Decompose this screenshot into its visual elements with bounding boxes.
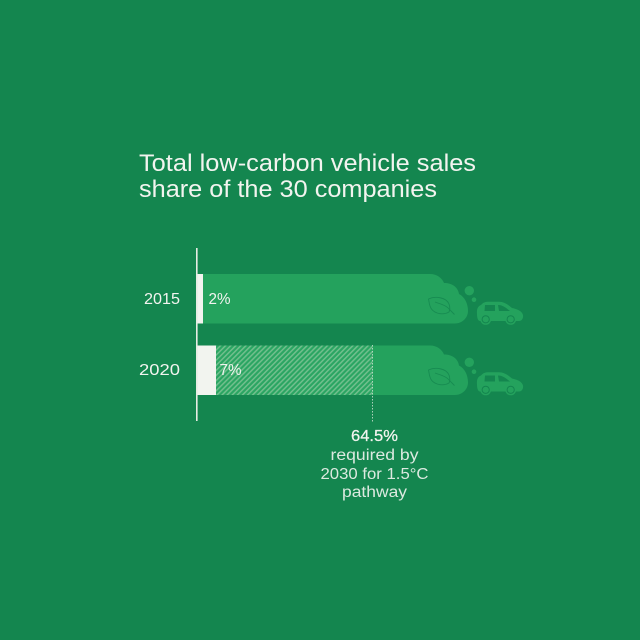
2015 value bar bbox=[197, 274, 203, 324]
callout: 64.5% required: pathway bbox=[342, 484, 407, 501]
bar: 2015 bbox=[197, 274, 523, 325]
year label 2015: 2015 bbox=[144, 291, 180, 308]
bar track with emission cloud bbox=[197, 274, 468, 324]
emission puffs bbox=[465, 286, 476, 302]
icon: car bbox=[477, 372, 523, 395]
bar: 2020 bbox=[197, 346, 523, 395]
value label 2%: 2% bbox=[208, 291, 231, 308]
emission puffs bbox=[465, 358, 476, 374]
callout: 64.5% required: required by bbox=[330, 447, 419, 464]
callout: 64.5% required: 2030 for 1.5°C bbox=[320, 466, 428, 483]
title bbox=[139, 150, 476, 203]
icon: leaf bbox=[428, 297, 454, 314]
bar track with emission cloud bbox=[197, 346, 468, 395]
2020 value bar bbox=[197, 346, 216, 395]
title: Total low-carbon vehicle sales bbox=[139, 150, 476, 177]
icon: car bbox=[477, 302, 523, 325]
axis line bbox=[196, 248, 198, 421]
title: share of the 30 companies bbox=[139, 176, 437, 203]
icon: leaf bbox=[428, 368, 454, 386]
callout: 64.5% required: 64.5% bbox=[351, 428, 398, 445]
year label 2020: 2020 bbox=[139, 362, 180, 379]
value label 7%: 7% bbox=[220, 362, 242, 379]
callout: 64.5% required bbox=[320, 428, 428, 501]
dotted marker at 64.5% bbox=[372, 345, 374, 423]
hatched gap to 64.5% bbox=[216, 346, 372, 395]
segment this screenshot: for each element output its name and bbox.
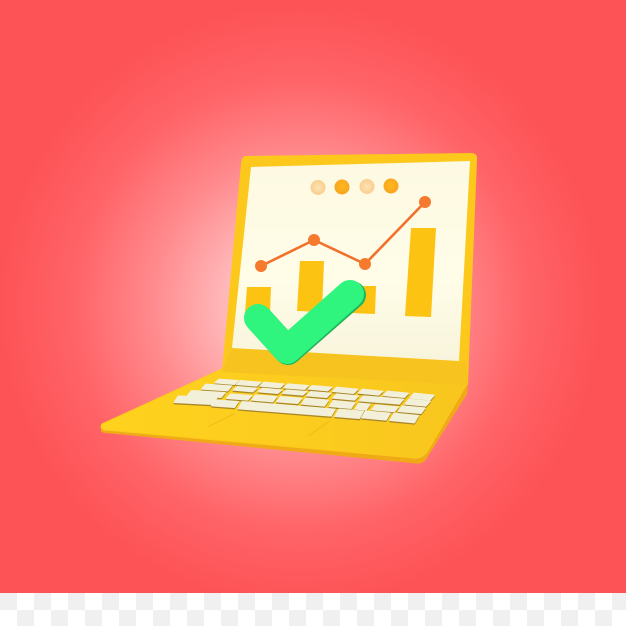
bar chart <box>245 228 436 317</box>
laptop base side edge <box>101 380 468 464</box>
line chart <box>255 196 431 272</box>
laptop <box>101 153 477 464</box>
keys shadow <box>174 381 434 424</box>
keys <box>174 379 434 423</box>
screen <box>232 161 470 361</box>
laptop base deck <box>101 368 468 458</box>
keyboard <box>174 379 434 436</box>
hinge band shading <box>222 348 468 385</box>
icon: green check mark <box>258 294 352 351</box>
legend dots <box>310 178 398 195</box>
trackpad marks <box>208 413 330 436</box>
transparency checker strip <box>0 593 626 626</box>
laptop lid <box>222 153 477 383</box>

**********

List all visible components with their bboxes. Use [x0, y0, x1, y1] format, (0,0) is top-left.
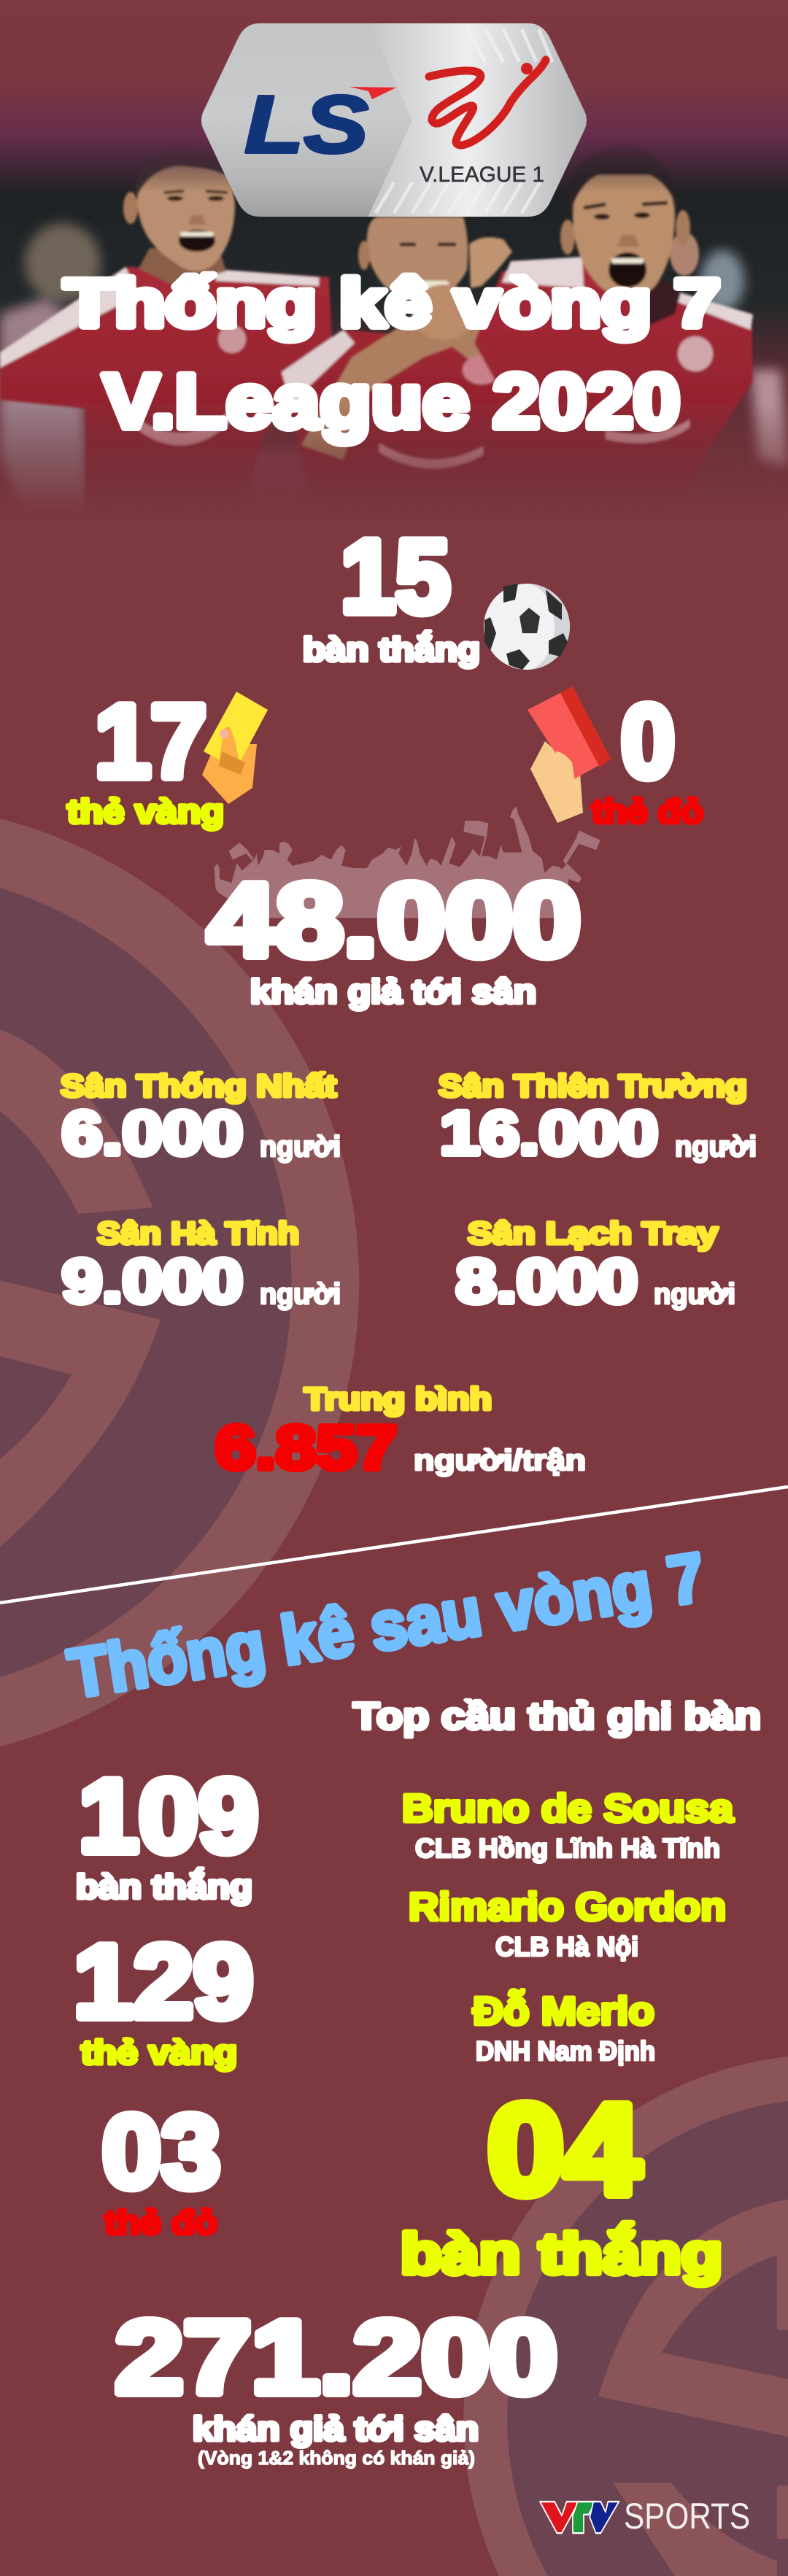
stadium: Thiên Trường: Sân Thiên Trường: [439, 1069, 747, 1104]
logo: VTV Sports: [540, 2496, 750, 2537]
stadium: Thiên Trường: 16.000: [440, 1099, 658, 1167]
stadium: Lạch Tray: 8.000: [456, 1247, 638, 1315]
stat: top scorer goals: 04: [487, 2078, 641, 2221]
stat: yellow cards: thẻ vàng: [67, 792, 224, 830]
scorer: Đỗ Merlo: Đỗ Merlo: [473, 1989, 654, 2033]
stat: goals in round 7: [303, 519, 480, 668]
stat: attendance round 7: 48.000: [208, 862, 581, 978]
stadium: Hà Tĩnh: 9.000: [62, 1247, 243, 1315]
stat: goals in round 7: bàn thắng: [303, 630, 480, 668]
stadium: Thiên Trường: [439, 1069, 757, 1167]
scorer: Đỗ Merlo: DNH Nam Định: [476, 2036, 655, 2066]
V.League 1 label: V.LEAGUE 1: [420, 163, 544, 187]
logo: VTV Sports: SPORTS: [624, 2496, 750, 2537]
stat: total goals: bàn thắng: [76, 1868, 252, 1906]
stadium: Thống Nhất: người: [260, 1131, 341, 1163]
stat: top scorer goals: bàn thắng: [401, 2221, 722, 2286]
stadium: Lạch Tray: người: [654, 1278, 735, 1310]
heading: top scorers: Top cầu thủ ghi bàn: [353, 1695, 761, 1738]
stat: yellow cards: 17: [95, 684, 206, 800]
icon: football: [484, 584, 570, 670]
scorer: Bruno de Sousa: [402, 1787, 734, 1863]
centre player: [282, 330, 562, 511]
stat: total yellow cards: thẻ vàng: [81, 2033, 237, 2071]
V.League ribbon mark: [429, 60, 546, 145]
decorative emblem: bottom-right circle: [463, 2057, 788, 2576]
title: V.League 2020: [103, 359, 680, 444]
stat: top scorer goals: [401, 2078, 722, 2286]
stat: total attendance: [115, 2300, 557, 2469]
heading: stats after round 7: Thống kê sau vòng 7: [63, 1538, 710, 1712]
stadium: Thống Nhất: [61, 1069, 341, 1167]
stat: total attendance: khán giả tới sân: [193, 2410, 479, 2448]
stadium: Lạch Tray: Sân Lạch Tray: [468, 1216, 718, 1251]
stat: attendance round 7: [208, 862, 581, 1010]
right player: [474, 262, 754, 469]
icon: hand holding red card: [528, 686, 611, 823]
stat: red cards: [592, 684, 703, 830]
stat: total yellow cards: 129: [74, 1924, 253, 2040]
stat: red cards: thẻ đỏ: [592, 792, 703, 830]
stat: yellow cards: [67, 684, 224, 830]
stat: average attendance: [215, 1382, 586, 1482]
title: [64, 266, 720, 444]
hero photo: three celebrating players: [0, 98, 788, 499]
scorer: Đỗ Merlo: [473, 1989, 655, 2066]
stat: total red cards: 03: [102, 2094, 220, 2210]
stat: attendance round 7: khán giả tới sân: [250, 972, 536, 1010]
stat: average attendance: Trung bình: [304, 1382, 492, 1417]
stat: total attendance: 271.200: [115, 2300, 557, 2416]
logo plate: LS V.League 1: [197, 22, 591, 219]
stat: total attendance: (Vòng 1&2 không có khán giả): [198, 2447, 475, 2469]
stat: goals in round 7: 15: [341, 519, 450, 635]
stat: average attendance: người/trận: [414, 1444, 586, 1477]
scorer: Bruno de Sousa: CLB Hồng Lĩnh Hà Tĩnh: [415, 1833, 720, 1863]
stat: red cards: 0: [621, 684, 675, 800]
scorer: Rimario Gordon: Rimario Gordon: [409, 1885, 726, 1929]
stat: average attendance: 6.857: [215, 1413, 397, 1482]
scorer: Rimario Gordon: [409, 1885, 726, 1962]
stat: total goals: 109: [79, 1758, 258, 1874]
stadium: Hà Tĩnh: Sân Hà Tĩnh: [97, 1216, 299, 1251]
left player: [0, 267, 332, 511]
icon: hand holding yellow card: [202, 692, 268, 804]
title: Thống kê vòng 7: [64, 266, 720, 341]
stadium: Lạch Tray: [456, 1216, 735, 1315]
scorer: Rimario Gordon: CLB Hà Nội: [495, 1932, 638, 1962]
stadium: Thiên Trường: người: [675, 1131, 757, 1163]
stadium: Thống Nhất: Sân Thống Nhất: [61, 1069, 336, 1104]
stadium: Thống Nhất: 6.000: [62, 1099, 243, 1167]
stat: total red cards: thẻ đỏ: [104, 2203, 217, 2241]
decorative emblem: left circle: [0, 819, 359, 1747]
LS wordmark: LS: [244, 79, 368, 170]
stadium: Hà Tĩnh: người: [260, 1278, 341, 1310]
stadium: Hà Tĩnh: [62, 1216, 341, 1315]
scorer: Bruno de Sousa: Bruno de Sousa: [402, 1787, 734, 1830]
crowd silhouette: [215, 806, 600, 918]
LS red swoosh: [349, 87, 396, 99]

**********

What you have to do> Return, word for word, the section of the records above that opens with the line containing "2015 value bar bbox=[197, 274, 203, 324]" and closes with the line containing "icon: car bbox=[477, 372, 523, 395]", including both of those lines.

Result>
2015 value bar bbox=[197, 274, 203, 324]
callout: 64.5% required: pathway bbox=[342, 484, 407, 501]
bar: 2015 bbox=[197, 274, 523, 325]
year label 2015: 2015 bbox=[144, 291, 180, 308]
bar track with emission cloud bbox=[197, 274, 468, 324]
emission puffs bbox=[465, 286, 476, 302]
icon: car bbox=[477, 372, 523, 395]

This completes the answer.